* start QUOTED PASSAGE *
Now, this “AA-” rating reflects according to S&P a “very strong capacity to meet financial commitments,” but the key caveat is the maintenance of “commensurate growth.” Where exactly will this come from? (Keep in mind S&P hasn’t quite given out accurate evaluations in the past. They were one of the “Big Three” rating agencies that partly drove the country into the 2008 recession because of their misleading “AAA” grades.)

The Students

 

The only logical way for NYU, which relies on tuition for approximately 57 percent of its annual revenue, to have the “commensurate growth” to finance 2031 is either to significantly expand the student body or hike the tuition. (Northwestern University by comparison relies on tuition and fees for 27.7% of its revenue.)

 

According to the Working Group Report undergraduate tuition will not increase “as sharply as in recent years.” “Average debt upon graduation at NYU has been decreasing for several years,” Beckman has also said, writing that it is has gone down more than $10,000 in the last five years. In addition, he has pointed out that the average NYU student debt is lower than the national average for private, 4 year colleges ($30,688 versus $32, 600 for 2012-2013).

 

Presumably, this is evidence to assure people that 2031 will not adversely impact the cost of attendance, but this is a straw man. While decreasing the student debt is laudable, this kind of talk is somewhat distracting because it doesn’t address the source of the problem: tuition (which has caused the cost of attendance to climb over $70,000 for some students). Whatever the average student debt is, rising tuition will increasingly make NYU unaffordable for middle class families who aren’t eligible for aid and forced to pay in full. Furthermore, government assistance to cover those who are eligible will just be placing more burdens on the taxpayer.

 

Sexton pledged in his last town hall that there were no plans to “grow the size of the New York student body by any dramatic amount,” although I’m sure our definitions of “dramatic” are different. While the Working Group states the university will significantly slow down the rate of growth relative to the late ’90s and early ’00s, it will still increase at a predicted rate of 0.27 percent for undergraduates and 0.21 percent for graduate students (about 1,000 kids each year).
* end QUOTED PASSAGE *
* start DATA BLOCK *
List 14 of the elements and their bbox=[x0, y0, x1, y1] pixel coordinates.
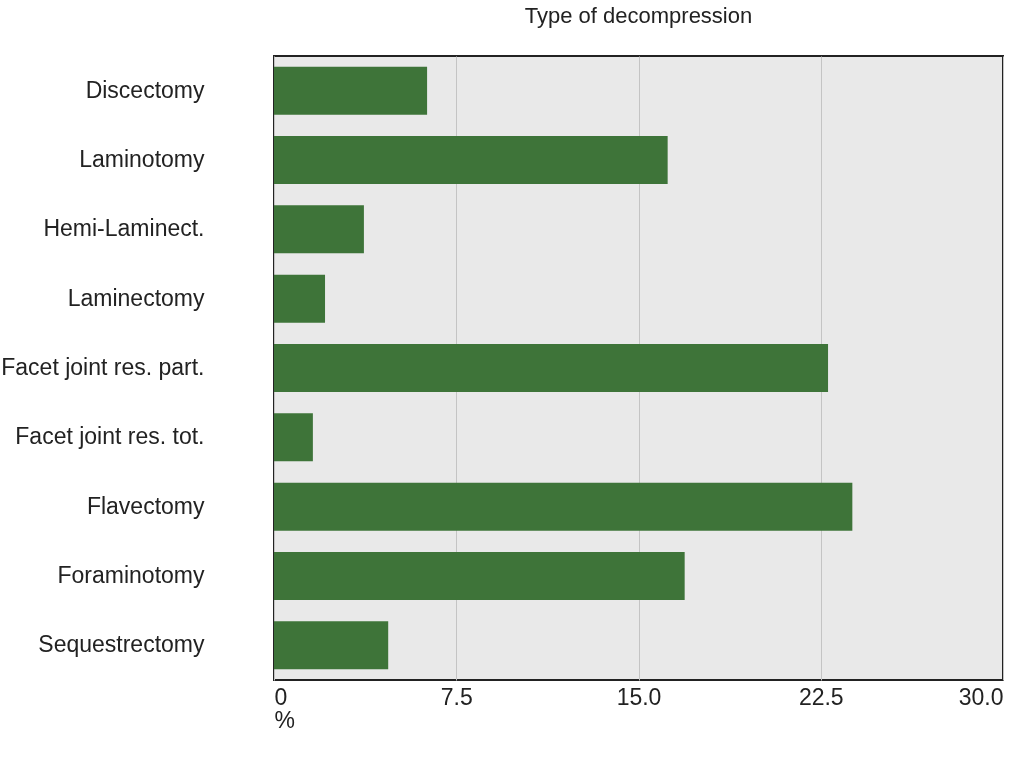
* end DATA BLOCK *
_DIRECTIVE 1_: Using the NYU passage, decide whether each statement agrees with it, answering yes or no and quoting the words of the text that settle it. (a) NYU depends on tuition for roughly 57 percent of its yearly revenue. (b) The average NYU student debt is above the national average for private, four-year colleges. (c) Sexton said there were no plans to grow the New York student body by any dramatic amount.
_DIRECTIVE 2_: Return the part of the NYU passage that opens with the words containing "According to the" and closes with "600 for 2012-2013).", copied word for word.

_WRITTEN REPLY 1_:
(a) Yes: "relies on tuition for approximately 57 percent of its annual revenue"
(b) No: "the average NYU student debt is lower than the national average for private, 4 year colleges"
(c) Yes: "there were no plans to “grow the size of the New York student body by any dramatic amount,”"

_WRITTEN REPLY 2_:
According to the Working Group Report undergraduate tuition will not increase “as sharply as in recent years.” “Average debt upon graduation at NYU has been decreasing for several years,” Beckman has also said, writing that it is has gone down more than $10,000 in the last five years. In addition, he has pointed out that the average NYU student debt is lower than the national average for private, 4 year colleges ($30,688 versus $32, 600 for 2012-2013).